> [RAW DATA]
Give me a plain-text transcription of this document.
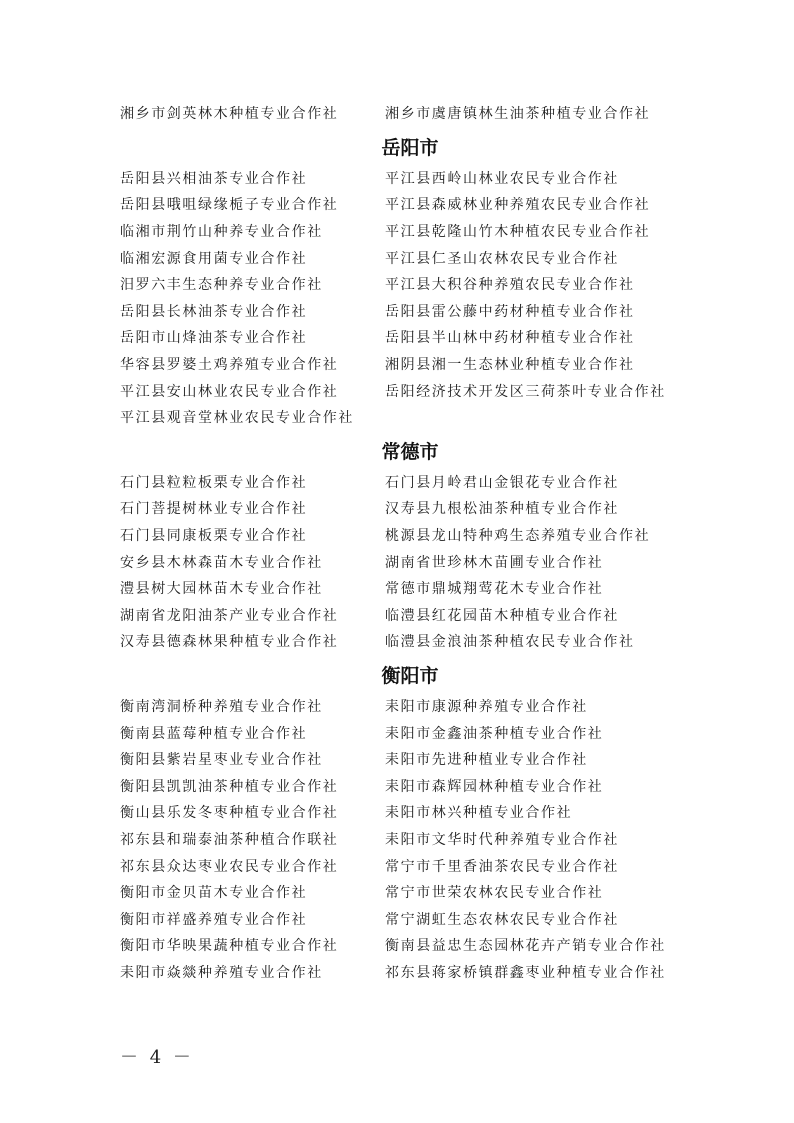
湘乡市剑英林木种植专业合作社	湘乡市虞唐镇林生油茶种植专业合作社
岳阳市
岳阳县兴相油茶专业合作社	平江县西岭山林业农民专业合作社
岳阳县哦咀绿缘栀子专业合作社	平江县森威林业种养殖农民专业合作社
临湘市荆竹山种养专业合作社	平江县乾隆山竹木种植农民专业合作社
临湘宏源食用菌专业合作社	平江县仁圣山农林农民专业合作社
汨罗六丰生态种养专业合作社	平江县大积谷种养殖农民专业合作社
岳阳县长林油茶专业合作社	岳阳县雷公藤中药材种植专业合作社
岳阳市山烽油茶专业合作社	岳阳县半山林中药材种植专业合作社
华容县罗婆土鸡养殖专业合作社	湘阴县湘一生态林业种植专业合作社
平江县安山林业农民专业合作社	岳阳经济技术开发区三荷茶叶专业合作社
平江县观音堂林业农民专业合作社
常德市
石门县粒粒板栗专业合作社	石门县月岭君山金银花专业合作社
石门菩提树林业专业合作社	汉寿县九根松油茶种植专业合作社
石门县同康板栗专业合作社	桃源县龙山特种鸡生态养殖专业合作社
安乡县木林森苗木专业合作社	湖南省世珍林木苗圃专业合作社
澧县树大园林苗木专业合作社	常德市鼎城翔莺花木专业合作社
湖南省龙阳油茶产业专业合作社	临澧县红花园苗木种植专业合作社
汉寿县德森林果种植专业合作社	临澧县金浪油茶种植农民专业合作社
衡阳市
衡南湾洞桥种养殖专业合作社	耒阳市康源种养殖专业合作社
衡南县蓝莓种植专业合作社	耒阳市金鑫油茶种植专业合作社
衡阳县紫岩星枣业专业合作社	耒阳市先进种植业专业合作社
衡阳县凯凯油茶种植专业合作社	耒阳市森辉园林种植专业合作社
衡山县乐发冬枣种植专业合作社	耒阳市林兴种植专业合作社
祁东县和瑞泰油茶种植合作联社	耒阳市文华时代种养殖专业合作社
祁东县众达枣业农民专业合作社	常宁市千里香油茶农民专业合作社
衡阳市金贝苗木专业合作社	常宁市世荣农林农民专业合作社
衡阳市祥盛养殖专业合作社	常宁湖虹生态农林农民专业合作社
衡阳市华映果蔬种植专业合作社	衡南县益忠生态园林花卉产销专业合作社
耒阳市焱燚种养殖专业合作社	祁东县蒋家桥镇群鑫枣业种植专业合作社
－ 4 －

==

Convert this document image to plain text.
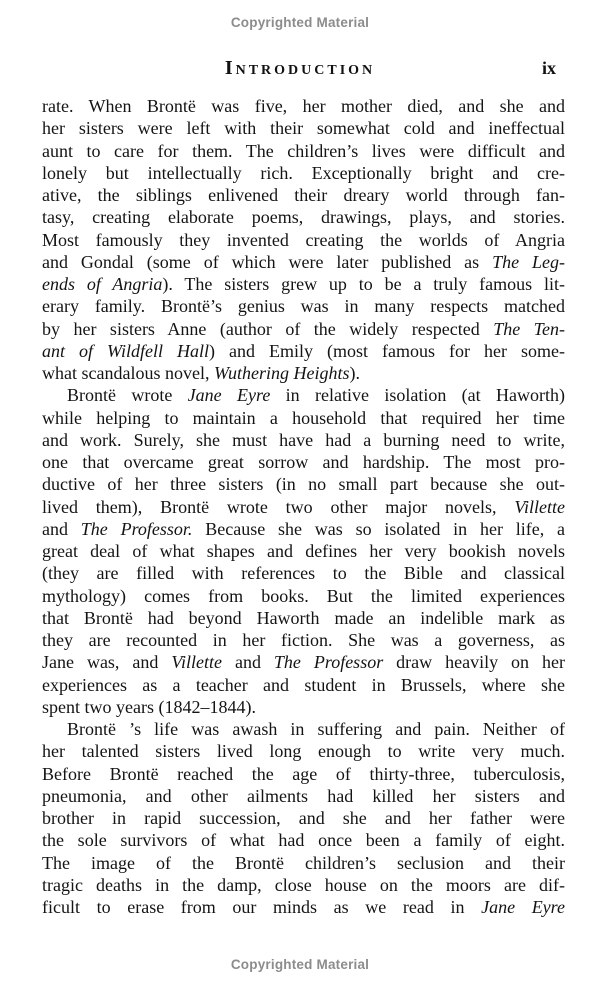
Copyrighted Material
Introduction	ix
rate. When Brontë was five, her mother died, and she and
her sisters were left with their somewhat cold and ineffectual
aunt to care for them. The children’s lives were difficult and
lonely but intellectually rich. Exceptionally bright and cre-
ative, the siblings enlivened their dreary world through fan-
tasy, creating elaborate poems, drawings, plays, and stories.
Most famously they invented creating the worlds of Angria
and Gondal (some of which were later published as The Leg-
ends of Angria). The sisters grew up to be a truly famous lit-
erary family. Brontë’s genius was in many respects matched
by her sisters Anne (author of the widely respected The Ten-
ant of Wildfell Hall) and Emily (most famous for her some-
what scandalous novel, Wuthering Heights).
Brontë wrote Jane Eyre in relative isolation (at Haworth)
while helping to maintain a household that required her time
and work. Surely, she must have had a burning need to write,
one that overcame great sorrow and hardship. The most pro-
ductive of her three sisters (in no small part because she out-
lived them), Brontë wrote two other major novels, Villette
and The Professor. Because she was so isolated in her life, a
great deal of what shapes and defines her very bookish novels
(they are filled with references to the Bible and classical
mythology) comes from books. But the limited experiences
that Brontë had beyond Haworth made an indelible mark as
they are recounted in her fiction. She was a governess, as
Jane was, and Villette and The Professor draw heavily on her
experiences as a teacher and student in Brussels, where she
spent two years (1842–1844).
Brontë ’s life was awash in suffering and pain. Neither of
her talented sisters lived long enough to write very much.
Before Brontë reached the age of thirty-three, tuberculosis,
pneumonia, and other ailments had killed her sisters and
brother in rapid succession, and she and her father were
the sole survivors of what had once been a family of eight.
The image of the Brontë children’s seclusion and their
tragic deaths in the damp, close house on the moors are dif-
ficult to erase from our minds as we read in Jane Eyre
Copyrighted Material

> [GOAL] Extract each line from the listing that holds the word "Brontë".

> [OUTPUT FOR THIS TASK]
rate. When Brontë was five, her mother died, and she and
erary family. Brontë’s genius was in many respects matched
Brontë wrote Jane Eyre in relative isolation (at Haworth)
lived them), Brontë wrote two other major novels, Villette
that Brontë had beyond Haworth made an indelible mark as
Brontë ’s life was awash in suffering and pain. Neither of
Before Brontë reached the age of thirty-three, tuberculosis,
The image of the Brontë children’s seclusion and their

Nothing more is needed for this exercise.